→ REQUIRED WORK: Write out each entry, exactly the way it appears.

→ DATA SECTION:
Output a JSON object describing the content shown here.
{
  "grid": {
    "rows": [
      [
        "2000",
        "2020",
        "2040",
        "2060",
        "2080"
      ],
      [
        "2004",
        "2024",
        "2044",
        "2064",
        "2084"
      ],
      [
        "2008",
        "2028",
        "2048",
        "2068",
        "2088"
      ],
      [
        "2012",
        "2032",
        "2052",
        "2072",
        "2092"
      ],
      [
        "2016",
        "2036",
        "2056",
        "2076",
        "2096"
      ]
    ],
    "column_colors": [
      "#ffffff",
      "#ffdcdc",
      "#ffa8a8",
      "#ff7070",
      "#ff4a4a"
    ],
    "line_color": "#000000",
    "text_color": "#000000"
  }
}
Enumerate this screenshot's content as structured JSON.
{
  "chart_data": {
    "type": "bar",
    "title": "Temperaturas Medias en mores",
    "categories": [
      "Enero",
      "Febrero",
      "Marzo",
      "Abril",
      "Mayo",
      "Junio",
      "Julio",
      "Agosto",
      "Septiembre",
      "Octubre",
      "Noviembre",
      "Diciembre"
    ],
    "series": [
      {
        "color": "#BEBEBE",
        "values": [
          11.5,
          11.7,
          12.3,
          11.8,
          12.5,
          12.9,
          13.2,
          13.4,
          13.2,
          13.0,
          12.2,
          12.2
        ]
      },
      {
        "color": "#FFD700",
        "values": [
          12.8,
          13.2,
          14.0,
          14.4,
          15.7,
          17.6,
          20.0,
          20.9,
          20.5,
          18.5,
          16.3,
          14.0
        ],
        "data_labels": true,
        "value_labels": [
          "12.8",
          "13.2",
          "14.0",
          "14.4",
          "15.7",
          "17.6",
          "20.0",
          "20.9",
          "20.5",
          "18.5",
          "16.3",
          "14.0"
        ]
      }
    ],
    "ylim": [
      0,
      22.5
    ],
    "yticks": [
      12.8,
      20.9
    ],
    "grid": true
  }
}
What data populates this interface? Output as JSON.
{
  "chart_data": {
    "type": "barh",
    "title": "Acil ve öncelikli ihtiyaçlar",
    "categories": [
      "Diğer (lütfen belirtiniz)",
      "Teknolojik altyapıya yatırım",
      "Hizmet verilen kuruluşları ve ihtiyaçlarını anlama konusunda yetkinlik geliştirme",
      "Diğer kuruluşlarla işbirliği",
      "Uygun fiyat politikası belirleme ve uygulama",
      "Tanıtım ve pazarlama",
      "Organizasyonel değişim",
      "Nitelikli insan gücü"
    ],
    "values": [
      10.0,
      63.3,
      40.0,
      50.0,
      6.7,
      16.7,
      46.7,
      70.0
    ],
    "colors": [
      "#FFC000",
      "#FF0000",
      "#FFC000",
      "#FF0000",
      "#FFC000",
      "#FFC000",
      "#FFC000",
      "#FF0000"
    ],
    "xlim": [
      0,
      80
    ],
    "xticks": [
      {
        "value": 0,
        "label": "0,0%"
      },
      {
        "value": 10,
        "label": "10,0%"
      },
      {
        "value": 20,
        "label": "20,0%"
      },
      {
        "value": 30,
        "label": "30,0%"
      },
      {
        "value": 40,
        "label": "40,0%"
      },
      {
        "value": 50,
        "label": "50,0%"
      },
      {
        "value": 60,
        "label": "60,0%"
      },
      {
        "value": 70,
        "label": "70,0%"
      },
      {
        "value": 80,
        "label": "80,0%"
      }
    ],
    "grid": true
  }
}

→ TASK RESULT:
Output a JSON object describing the content shown here.
{
  "grid": {
    "rows": [
      [
        "2000",
        "2020",
        "2040",
        "2060",
        "2080"
      ],
      [
        "2004",
        "2024",
        "2044",
        "2064",
        "2084"
      ],
      [
        "2008",
        "2028",
        "2048",
        "2068",
        "2088"
      ],
      [
        "2012",
        "2032",
        "2052",
        "2072",
        "2092"
      ],
      [
        "2016",
        "2036",
        "2056",
        "2076",
        "2096"
      ]
    ],
    "column_colors": [
      "#ffffff",
      "#ffdcdc",
      "#ffa8a8",
      "#ff7070",
      "#ff4a4a"
    ],
    "line_color": "#000000",
    "text_color": "#000000"
  }
}
Enumerate this screenshot's content as structured JSON.
{
  "chart_data": {
    "type": "bar",
    "title": "Temperaturas Medias en mores",
    "categories": [
      "Enero",
      "Febrero",
      "Marzo",
      "Abril",
      "Mayo",
      "Junio",
      "Julio",
      "Agosto",
      "Septiembre",
      "Octubre",
      "Noviembre",
      "Diciembre"
    ],
    "series": [
      {
        "color": "#BEBEBE",
        "values": [
          11.5,
          11.7,
          12.3,
          11.8,
          12.5,
          12.9,
          13.2,
          13.4,
          13.2,
          13.0,
          12.2,
          12.2
        ]
      },
      {
        "color": "#FFD700",
        "values": [
          12.8,
          13.2,
          14.0,
          14.4,
          15.7,
          17.6,
          20.0,
          20.9,
          20.5,
          18.5,
          16.3,
          14.0
        ],
        "data_labels": true,
        "value_labels": [
          "12.8",
          "13.2",
          "14.0",
          "14.4",
          "15.7",
          "17.6",
          "20.0",
          "20.9",
          "20.5",
          "18.5",
          "16.3",
          "14.0"
        ]
      }
    ],
    "ylim": [
      0,
      22.5
    ],
    "yticks": [
      12.8,
      20.9
    ],
    "grid": true
  }
}
What data populates this interface? Output as JSON.
{
  "chart_data": {
    "type": "barh",
    "title": "Acil ve öncelikli ihtiyaçlar",
    "categories": [
      "Diğer (lütfen belirtiniz)",
      "Teknolojik altyapıya yatırım",
      "Hizmet verilen kuruluşları ve ihtiyaçlarını anlama konusunda yetkinlik geliştirme",
      "Diğer kuruluşlarla işbirliği",
      "Uygun fiyat politikası belirleme ve uygulama",
      "Tanıtım ve pazarlama",
      "Organizasyonel değişim",
      "Nitelikli insan gücü"
    ],
    "values": [
      10.0,
      63.3,
      40.0,
      50.0,
      6.7,
      16.7,
      46.7,
      70.0
    ],
    "colors": [
      "#FFC000",
      "#FF0000",
      "#FFC000",
      "#FF0000",
      "#FFC000",
      "#FFC000",
      "#FFC000",
      "#FF0000"
    ],
    "xlim": [
      0,
      80
    ],
    "xticks": [
      {
        "value": 0,
        "label": "0,0%"
      },
      {
        "value": 10,
        "label": "10,0%"
      },
      {
        "value": 20,
        "label": "20,0%"
      },
      {
        "value": 30,
        "label": "30,0%"
      },
      {
        "value": 40,
        "label": "40,0%"
      },
      {
        "value": 50,
        "label": "50,0%"
      },
      {
        "value": 60,
        "label": "60,0%"
      },
      {
        "value": 70,
        "label": "70,0%"
      },
      {
        "value": 80,
        "label": "80,0%"
      }
    ],
    "grid": true
  }
}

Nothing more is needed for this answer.